▶ GIVEN REQUEST
All lines in the data bearing the string "JSON" should be identified and copied.

## begin DATA PROVIDED

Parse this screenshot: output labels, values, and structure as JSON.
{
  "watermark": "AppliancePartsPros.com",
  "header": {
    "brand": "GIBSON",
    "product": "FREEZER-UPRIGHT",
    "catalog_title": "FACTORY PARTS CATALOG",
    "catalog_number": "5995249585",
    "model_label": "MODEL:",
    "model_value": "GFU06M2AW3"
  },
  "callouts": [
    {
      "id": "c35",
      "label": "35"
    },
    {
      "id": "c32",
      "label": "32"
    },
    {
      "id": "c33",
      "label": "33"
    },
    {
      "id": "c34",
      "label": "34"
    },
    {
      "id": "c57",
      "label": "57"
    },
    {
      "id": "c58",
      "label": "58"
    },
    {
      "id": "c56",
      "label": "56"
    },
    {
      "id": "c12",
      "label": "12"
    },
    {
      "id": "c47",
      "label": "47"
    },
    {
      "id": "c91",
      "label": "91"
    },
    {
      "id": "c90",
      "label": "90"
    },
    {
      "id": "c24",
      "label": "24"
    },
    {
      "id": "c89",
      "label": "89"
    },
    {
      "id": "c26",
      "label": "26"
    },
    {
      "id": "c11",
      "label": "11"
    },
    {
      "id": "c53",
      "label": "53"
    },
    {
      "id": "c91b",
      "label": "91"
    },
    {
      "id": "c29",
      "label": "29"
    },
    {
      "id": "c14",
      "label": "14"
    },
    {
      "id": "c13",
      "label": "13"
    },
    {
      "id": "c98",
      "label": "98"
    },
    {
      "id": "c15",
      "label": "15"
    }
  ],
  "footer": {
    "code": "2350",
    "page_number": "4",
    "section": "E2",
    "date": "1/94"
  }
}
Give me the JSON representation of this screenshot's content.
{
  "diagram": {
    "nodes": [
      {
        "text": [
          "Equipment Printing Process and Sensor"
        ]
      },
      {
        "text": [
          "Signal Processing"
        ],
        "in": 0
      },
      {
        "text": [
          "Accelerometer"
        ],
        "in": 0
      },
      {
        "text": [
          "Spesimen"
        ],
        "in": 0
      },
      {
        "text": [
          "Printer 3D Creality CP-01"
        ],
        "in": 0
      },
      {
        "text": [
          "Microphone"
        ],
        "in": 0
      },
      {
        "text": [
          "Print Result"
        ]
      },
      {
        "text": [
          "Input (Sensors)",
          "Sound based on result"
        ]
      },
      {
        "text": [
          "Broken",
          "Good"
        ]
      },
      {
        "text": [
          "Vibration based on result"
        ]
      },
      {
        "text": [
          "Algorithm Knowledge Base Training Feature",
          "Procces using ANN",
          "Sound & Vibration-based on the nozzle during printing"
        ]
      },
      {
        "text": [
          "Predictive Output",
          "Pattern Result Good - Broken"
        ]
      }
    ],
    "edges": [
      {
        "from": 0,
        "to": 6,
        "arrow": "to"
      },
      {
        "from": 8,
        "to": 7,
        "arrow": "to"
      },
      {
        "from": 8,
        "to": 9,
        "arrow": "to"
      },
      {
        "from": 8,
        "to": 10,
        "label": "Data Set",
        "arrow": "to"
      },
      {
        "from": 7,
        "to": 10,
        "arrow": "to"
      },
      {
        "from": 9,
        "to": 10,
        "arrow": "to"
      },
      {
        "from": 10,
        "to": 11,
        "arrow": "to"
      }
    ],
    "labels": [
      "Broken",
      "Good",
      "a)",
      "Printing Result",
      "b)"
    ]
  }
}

## end DATA PROVIDED
## begin DATA PROVIDED

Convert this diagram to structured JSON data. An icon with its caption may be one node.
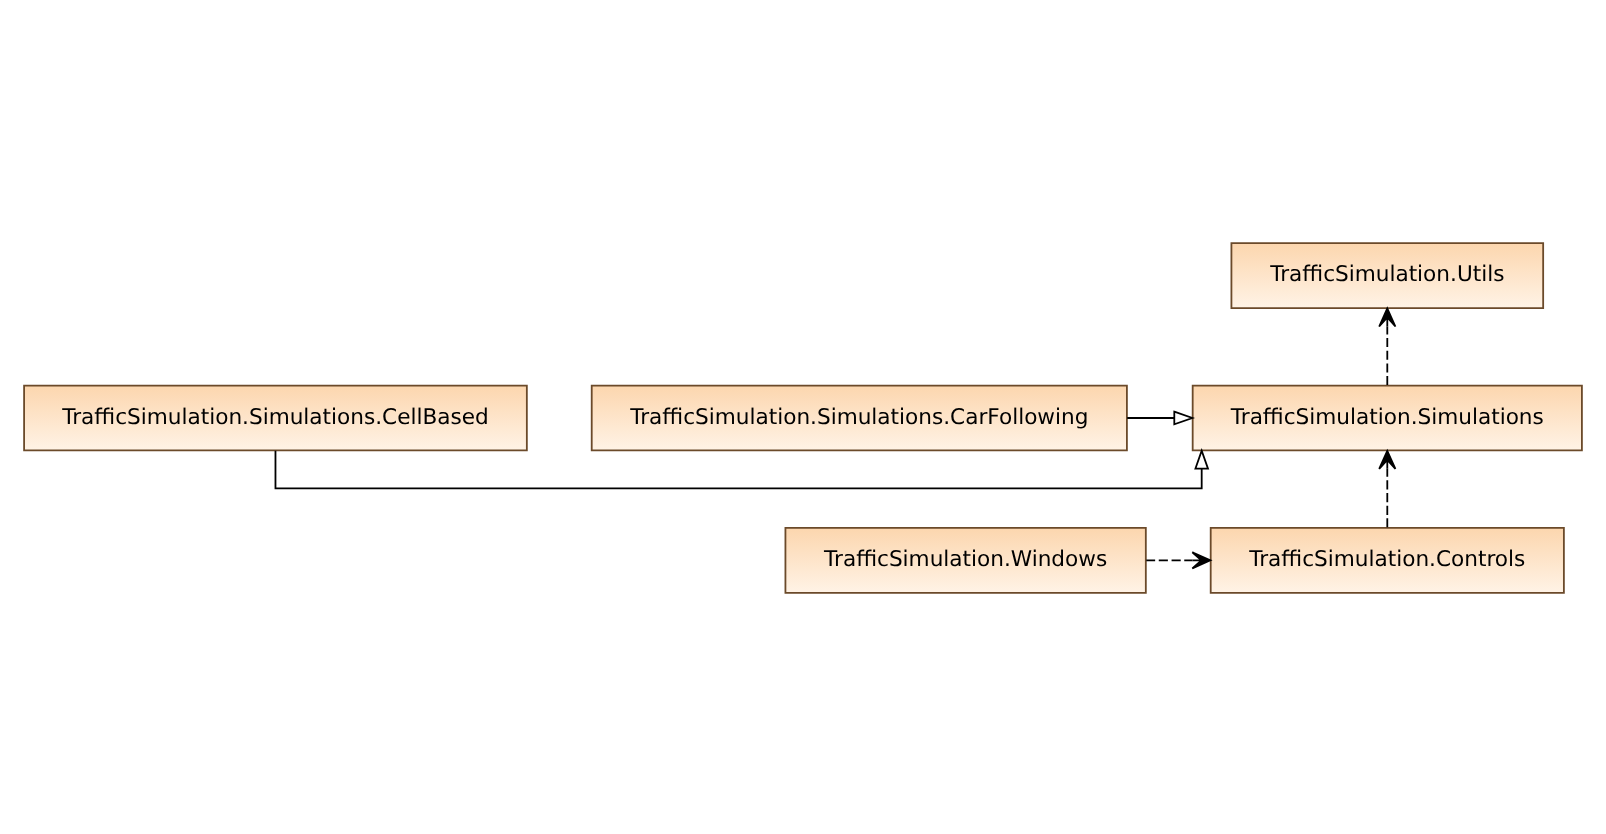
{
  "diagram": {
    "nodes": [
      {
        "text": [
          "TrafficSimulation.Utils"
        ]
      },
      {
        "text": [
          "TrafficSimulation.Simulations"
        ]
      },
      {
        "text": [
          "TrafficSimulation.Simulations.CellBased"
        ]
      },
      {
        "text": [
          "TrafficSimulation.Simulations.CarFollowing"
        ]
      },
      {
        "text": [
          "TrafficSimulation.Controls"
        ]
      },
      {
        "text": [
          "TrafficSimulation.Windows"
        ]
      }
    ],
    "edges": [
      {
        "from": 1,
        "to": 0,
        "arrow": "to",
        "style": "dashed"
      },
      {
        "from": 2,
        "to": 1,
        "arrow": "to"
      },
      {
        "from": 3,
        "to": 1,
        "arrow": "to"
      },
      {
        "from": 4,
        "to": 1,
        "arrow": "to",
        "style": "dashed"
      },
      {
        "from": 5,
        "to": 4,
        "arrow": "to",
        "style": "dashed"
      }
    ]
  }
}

## end DATA PROVIDED

▶ ANSWER TO THIS PROBLEM
Parse this screenshot: output labels, values, and structure as JSON.
Give me the JSON representation of this screenshot's content.
Convert this diagram to structured JSON data. An icon with its caption may be one node.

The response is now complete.